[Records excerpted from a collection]
^^^^^^^^

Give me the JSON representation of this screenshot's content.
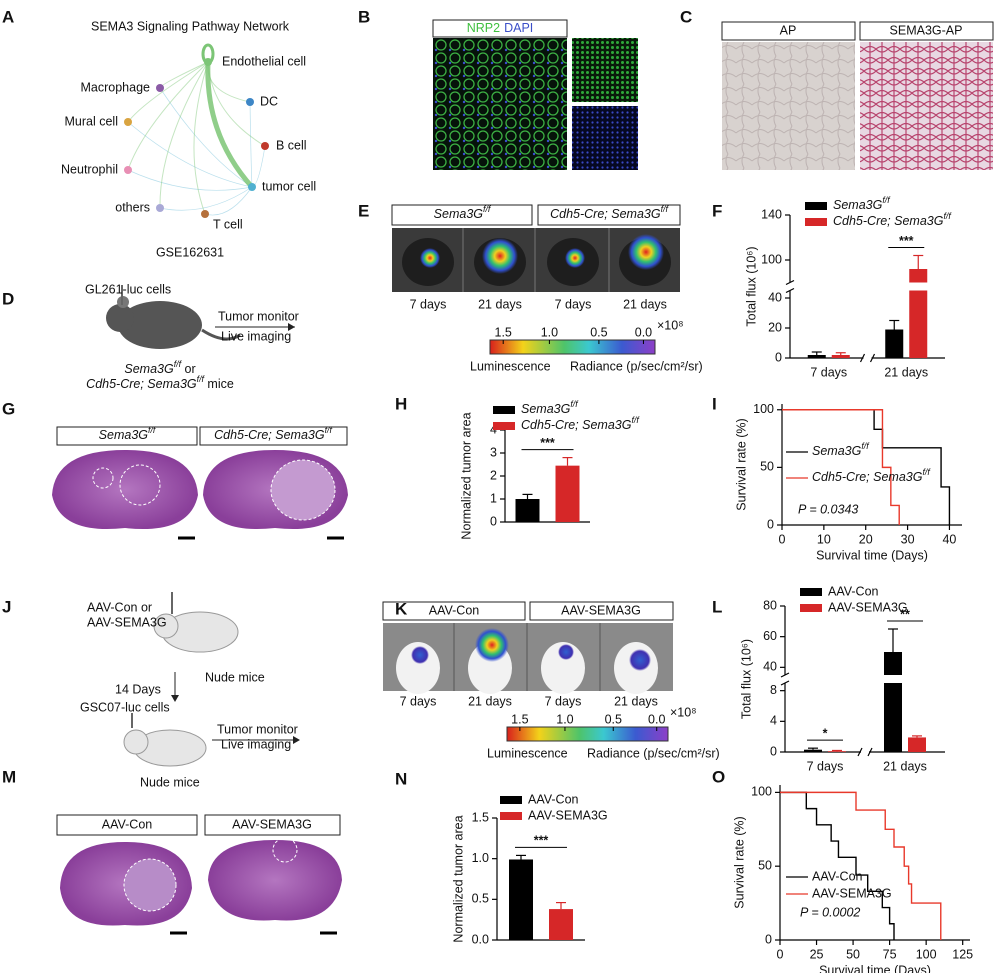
{
  "letters": [
    "A",
    "B",
    "C",
    "D",
    "E",
    "F",
    "G",
    "H",
    "I",
    "J",
    "K",
    "L",
    "M",
    "N",
    "O"
  ],
  "A": {
    "title": "SEMA3 Signaling Pathway Network",
    "nodes": [
      {
        "label": "Macrophage",
        "color": "#8b5ba6"
      },
      {
        "label": "Endothelial cell",
        "color": "#7cc576"
      },
      {
        "label": "DC",
        "color": "#3d86c6"
      },
      {
        "label": "Mural cell",
        "color": "#d9a441"
      },
      {
        "label": "B cell",
        "color": "#c0392b"
      },
      {
        "label": "Neutrophil",
        "color": "#e88fb4"
      },
      {
        "label": "tumor cell",
        "color": "#4fb0d0"
      },
      {
        "label": "others",
        "color": "#a9a9d6"
      },
      {
        "label": "T cell",
        "color": "#b5703b"
      }
    ],
    "caption": "GSE162631"
  },
  "B": {
    "stains": [
      {
        "text": "NRP2",
        "color": "#3fbf3f"
      },
      {
        "text": "DAPI",
        "color": "#3b4fc8"
      }
    ]
  },
  "C": {
    "labels": [
      "AP",
      "SEMA3G-AP"
    ]
  },
  "D": {
    "cells": "GL261-luc cells",
    "steps": [
      "Tumor monitor",
      "Live imaging"
    ],
    "joiner": " or",
    "mice": " mice"
  },
  "days": [
    "7 days",
    "21 days"
  ],
  "colorbar": {
    "ticks": [
      "1.5",
      "1.0",
      "0.5",
      "0.0"
    ],
    "unit": "×10⁸",
    "left": "Luminescence",
    "right": "Radiance (p/sec/cm²/sr)"
  },
  "J": {
    "vectors": [
      "AAV-Con or",
      "AAV-SEMA3G"
    ],
    "mice": "Nude mice",
    "interval": "14 Days",
    "cells": "GSC07-luc cells",
    "steps": [
      "Tumor monitor",
      "Live imaging"
    ]
  },
  "chart_data": [
    {
      "type": "bar",
      "ylabel": "Total flux (10⁶)",
      "categories": [
        "7 days",
        "21 days"
      ],
      "series": [
        {
          "name": "Sema3G",
          "name_sup": "f/f",
          "color": "#000000",
          "values": [
            2,
            19
          ],
          "errors": [
            2,
            6
          ]
        },
        {
          "name": "Cdh5-Cre; Sema3G",
          "name_sup": "f/f",
          "color": "#d62728",
          "values": [
            2,
            92
          ],
          "errors": [
            1.5,
            12
          ]
        }
      ],
      "ylim": [
        0,
        140
      ],
      "ybreak": [
        45,
        80
      ],
      "yticks": [
        0,
        20,
        40,
        100,
        140
      ],
      "significance": [
        null,
        "***"
      ]
    },
    {
      "type": "bar",
      "ylabel": "Normalized tumor area",
      "categories": [
        null
      ],
      "series": [
        {
          "name": "Sema3G",
          "name_sup": "f/f",
          "color": "#000000",
          "values": [
            1.0
          ],
          "errors": [
            0.2
          ]
        },
        {
          "name": "Cdh5-Cre; Sema3G",
          "name_sup": "f/f",
          "color": "#d62728",
          "values": [
            2.45
          ],
          "errors": [
            0.35
          ]
        }
      ],
      "ylim": [
        0,
        4
      ],
      "yticks": [
        0,
        1,
        2,
        3,
        4
      ],
      "significance": [
        "***"
      ]
    },
    {
      "type": "line",
      "step": true,
      "ylabel": "Survival rate (%)",
      "xlabel": "Survival time (Days)",
      "series": [
        {
          "name": "Sema3G",
          "name_sup": "f/f",
          "color": "#000000",
          "x": [
            0,
            22,
            24,
            38,
            40
          ],
          "values": [
            100,
            83,
            67,
            33,
            0
          ]
        },
        {
          "name": "Cdh5-Cre; Sema3G",
          "name_sup": "f/f",
          "color": "#e8392b",
          "x": [
            0,
            24,
            26,
            28
          ],
          "values": [
            100,
            50,
            17,
            0
          ]
        }
      ],
      "xlim": [
        0,
        43
      ],
      "xticks": [
        0,
        10,
        20,
        30,
        40
      ],
      "ylim": [
        0,
        105
      ],
      "yticks": [
        0,
        50,
        100
      ],
      "annotation": "P = 0.0343"
    },
    {
      "type": "bar",
      "ylabel": "Total flux (10⁶)",
      "categories": [
        "7 days",
        "21 days"
      ],
      "series": [
        {
          "name": "AAV-Con",
          "color": "#000000",
          "values": [
            0.3,
            50
          ],
          "errors": [
            0.2,
            15
          ]
        },
        {
          "name": "AAV-SEMA3G",
          "color": "#d62728",
          "values": [
            0.1,
            1.9
          ],
          "errors": [
            0.1,
            0.2
          ]
        }
      ],
      "ylim": [
        0,
        80
      ],
      "ybreak": [
        9,
        35
      ],
      "yticks": [
        0,
        4,
        8,
        40,
        60,
        80
      ],
      "significance": [
        "*",
        "**"
      ]
    },
    {
      "type": "bar",
      "ylabel": "Normalized tumor area",
      "categories": [
        null
      ],
      "series": [
        {
          "name": "AAV-Con",
          "color": "#000000",
          "values": [
            0.99
          ],
          "errors": [
            0.05
          ]
        },
        {
          "name": "AAV-SEMA3G",
          "color": "#d62728",
          "values": [
            0.38
          ],
          "errors": [
            0.08
          ]
        }
      ],
      "ylim": [
        0,
        1.5
      ],
      "yticks": [
        {
          "value": 0,
          "label": "0.0"
        },
        {
          "value": 0.5,
          "label": "0.5"
        },
        {
          "value": 1,
          "label": "1.0"
        },
        {
          "value": 1.5,
          "label": "1.5"
        }
      ],
      "significance": [
        "***"
      ]
    },
    {
      "type": "line",
      "step": true,
      "ylabel": "Survival rate (%)",
      "xlabel": "Survival time (Days)",
      "series": [
        {
          "name": "AAV-Con",
          "color": "#000000",
          "x": [
            0,
            18,
            25,
            35,
            40,
            52,
            60,
            70,
            75,
            78
          ],
          "values": [
            100,
            89,
            78,
            67,
            56,
            44,
            33,
            22,
            11,
            0
          ]
        },
        {
          "name": "AAV-SEMA3G",
          "color": "#e8392b",
          "x": [
            0,
            52,
            72,
            78,
            85,
            88,
            90,
            110
          ],
          "values": [
            100,
            88,
            75,
            63,
            50,
            38,
            25,
            0
          ]
        }
      ],
      "xlim": [
        0,
        130
      ],
      "xticks": [
        0,
        25,
        50,
        75,
        100,
        125
      ],
      "ylim": [
        0,
        105
      ],
      "yticks": [
        0,
        50,
        100
      ],
      "annotation": "P = 0.0002"
    }
  ]
}
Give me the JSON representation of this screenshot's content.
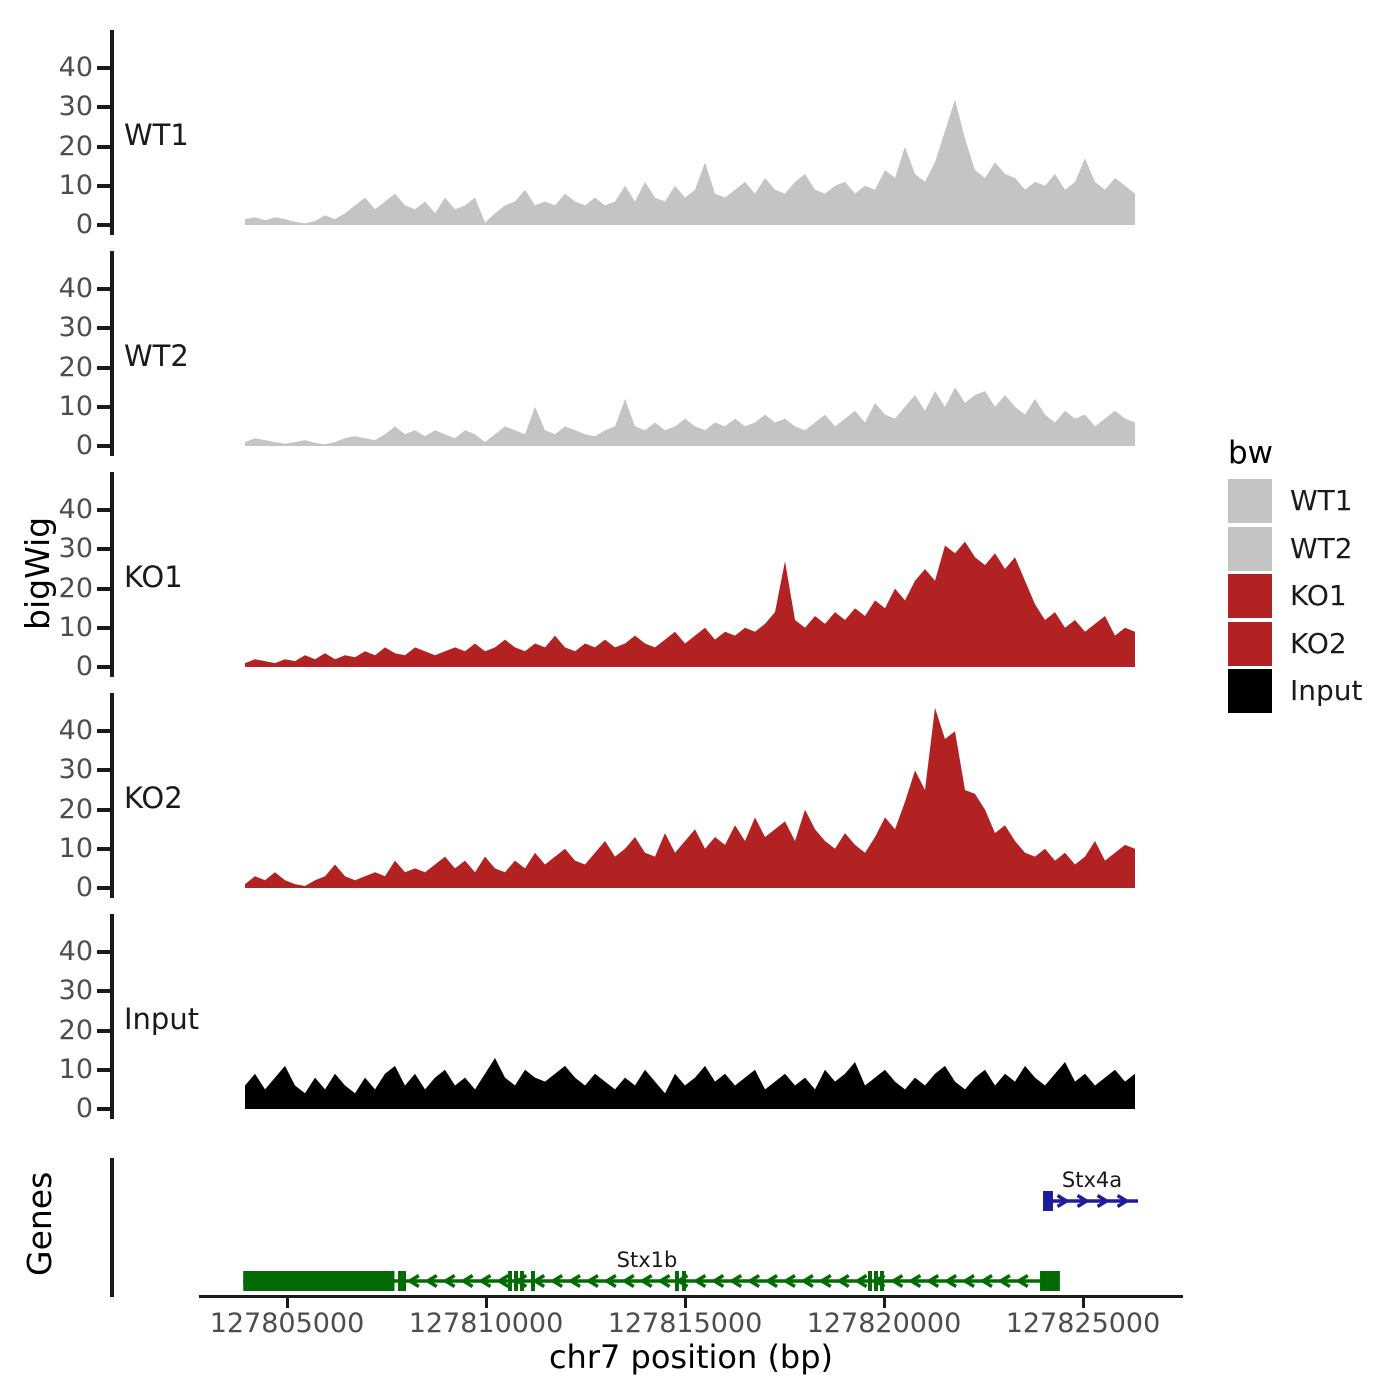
{
  "y_axis": {
    "title": "bigWig",
    "tick_labels": [
      "0",
      "10",
      "20",
      "30",
      "40"
    ],
    "tick_values": [
      0,
      10,
      20,
      30,
      40
    ]
  },
  "x_axis": {
    "title": "chr7 position (bp)",
    "tick_labels": [
      "127805000",
      "127810000",
      "127815000",
      "127820000",
      "127825000"
    ],
    "tick_values": [
      127805000,
      127810000,
      127815000,
      127820000,
      127825000
    ]
  },
  "genes_axis": {
    "title": "Genes"
  },
  "legend": {
    "title": "bw",
    "items": [
      {
        "label": "WT1",
        "color": "#c4c4c4"
      },
      {
        "label": "WT2",
        "color": "#c4c4c4"
      },
      {
        "label": "KO1",
        "color": "#b22222"
      },
      {
        "label": "KO2",
        "color": "#b22222"
      },
      {
        "label": "Input",
        "color": "#000000"
      }
    ]
  },
  "chart_data": {
    "type": "area",
    "title": "",
    "xlabel": "chr7 position (bp)",
    "ylabel": "bigWig",
    "x_start": 127803900,
    "x_step": 250,
    "x_range": [
      127802600,
      127827450
    ],
    "ylim": [
      0,
      49
    ],
    "y_ticks": [
      0,
      10,
      20,
      30,
      40
    ],
    "grid": false,
    "legend_position": "right",
    "series": [
      {
        "name": "WT1",
        "color": "#c4c4c4",
        "values": [
          1.5,
          2,
          1.2,
          2,
          1.5,
          0.8,
          0.4,
          1,
          2.5,
          1.5,
          3,
          5,
          7,
          4,
          6,
          8,
          5,
          4,
          6,
          3,
          7,
          4,
          5,
          7,
          0.6,
          3,
          5,
          6,
          9,
          5,
          6,
          5,
          8,
          6,
          5,
          7,
          5,
          6,
          10,
          6,
          11,
          7,
          6,
          10,
          7,
          9,
          16,
          8,
          7,
          9,
          11,
          8,
          12,
          9,
          8,
          11,
          13,
          9,
          8,
          10,
          11,
          8,
          10,
          9,
          14,
          12,
          20,
          13,
          11,
          16,
          24,
          32,
          22,
          14,
          12,
          16,
          13,
          12,
          9,
          11,
          10,
          13,
          9,
          11,
          17,
          11,
          9,
          12,
          10,
          8
        ]
      },
      {
        "name": "WT2",
        "color": "#c4c4c4",
        "values": [
          1,
          2,
          1.5,
          1,
          0.6,
          1,
          1.5,
          0.8,
          0.4,
          1,
          2,
          2.5,
          2,
          1.5,
          3,
          5,
          3,
          4,
          2.5,
          4,
          3,
          2,
          4,
          3,
          1,
          3,
          5,
          4,
          3,
          10,
          4,
          3,
          5,
          4,
          3,
          2.5,
          4,
          5,
          12,
          5,
          4,
          6,
          4,
          5,
          7,
          5,
          4,
          6,
          5,
          7,
          5,
          6,
          8,
          6,
          7,
          5,
          4,
          6,
          8,
          5,
          7,
          9,
          6,
          11,
          8,
          7,
          10,
          13,
          9,
          14,
          10,
          15,
          11,
          13,
          14,
          10,
          13,
          10,
          8,
          12,
          8,
          6,
          9,
          7,
          8,
          5,
          7,
          9,
          7,
          6
        ]
      },
      {
        "name": "KO1",
        "color": "#b22222",
        "values": [
          1,
          2,
          1.5,
          1,
          2,
          1.5,
          3,
          2,
          3.5,
          2,
          3,
          2.5,
          4,
          3,
          5,
          3.5,
          3,
          5,
          4,
          3,
          4,
          5,
          4,
          6,
          4,
          5,
          7,
          5,
          4,
          6,
          5,
          8,
          5,
          4,
          6,
          5,
          7,
          5,
          6,
          8,
          6,
          5,
          7,
          9,
          6,
          8,
          10,
          7,
          9,
          8,
          10,
          9,
          11,
          14,
          27,
          12,
          10,
          13,
          11,
          14,
          12,
          15,
          13,
          17,
          15,
          20,
          17,
          22,
          25,
          22,
          31,
          29,
          32,
          28,
          26,
          29,
          25,
          28,
          22,
          16,
          12,
          14,
          10,
          12,
          9,
          11,
          13,
          8,
          10,
          9
        ]
      },
      {
        "name": "KO2",
        "color": "#b22222",
        "values": [
          1,
          3,
          2,
          4,
          2,
          1,
          0.5,
          2,
          3,
          6,
          3,
          2,
          3,
          4,
          3,
          7,
          4,
          5,
          4,
          6,
          8,
          5,
          7,
          4,
          8,
          5,
          4,
          7,
          5,
          9,
          6,
          8,
          10,
          7,
          6,
          9,
          12,
          8,
          10,
          13,
          9,
          8,
          14,
          9,
          12,
          15,
          10,
          13,
          11,
          16,
          12,
          18,
          13,
          15,
          17,
          12,
          20,
          15,
          12,
          10,
          14,
          11,
          9,
          13,
          18,
          15,
          22,
          30,
          25,
          46,
          38,
          40,
          25,
          24,
          20,
          14,
          16,
          12,
          9,
          8,
          10,
          7,
          9,
          6,
          8,
          12,
          7,
          9,
          11,
          10
        ]
      },
      {
        "name": "Input",
        "color": "#000000",
        "values": [
          6,
          9,
          5,
          8,
          11,
          6,
          4,
          8,
          5,
          9,
          6,
          4,
          8,
          5,
          9,
          11,
          6,
          9,
          5,
          8,
          10,
          6,
          8,
          5,
          9,
          13,
          8,
          6,
          10,
          8,
          7,
          9,
          11,
          8,
          6,
          9,
          7,
          5,
          8,
          6,
          10,
          7,
          4,
          9,
          6,
          8,
          11,
          7,
          9,
          6,
          8,
          10,
          5,
          7,
          9,
          6,
          8,
          5,
          10,
          7,
          9,
          12,
          6,
          8,
          10,
          7,
          5,
          8,
          6,
          9,
          11,
          7,
          5,
          8,
          10,
          6,
          9,
          7,
          11,
          8,
          6,
          9,
          12,
          7,
          9,
          6,
          8,
          10,
          7,
          9
        ]
      }
    ],
    "genes": [
      {
        "name": "Stx1b",
        "color": "#046b04",
        "strand": "-",
        "row": "lower",
        "start": 127803900,
        "end": 127824400,
        "thick_boxes": [
          [
            127803900,
            127807700
          ],
          [
            127823920,
            127824420
          ]
        ],
        "exon_bars": [
          127807839,
          127807940,
          127810603,
          127810754,
          127810905,
          127811181,
          127814799,
          127814975,
          127819648,
          127819799,
          127819950
        ],
        "arrow_start": 127808200,
        "arrow_end": 127823700,
        "arrow_step": 450,
        "label_pos": 127814045
      },
      {
        "name": "Stx4a",
        "color": "#1e1e9c",
        "strand": "+",
        "row": "upper",
        "start": 127823995,
        "end": 127826382,
        "thick_boxes": [
          [
            127823995,
            127824246
          ]
        ],
        "exon_bars": [],
        "arrow_start": 127824473,
        "arrow_end": 127826382,
        "arrow_step": 503,
        "label_pos": 127825226
      }
    ]
  }
}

^^^^^^^^

Search the entries for the word "annotation" and pick out every line that holds it.

### TASK OUTPUT
      "annotation": "P = 0.0343"
      "annotation": "P = 0.0002"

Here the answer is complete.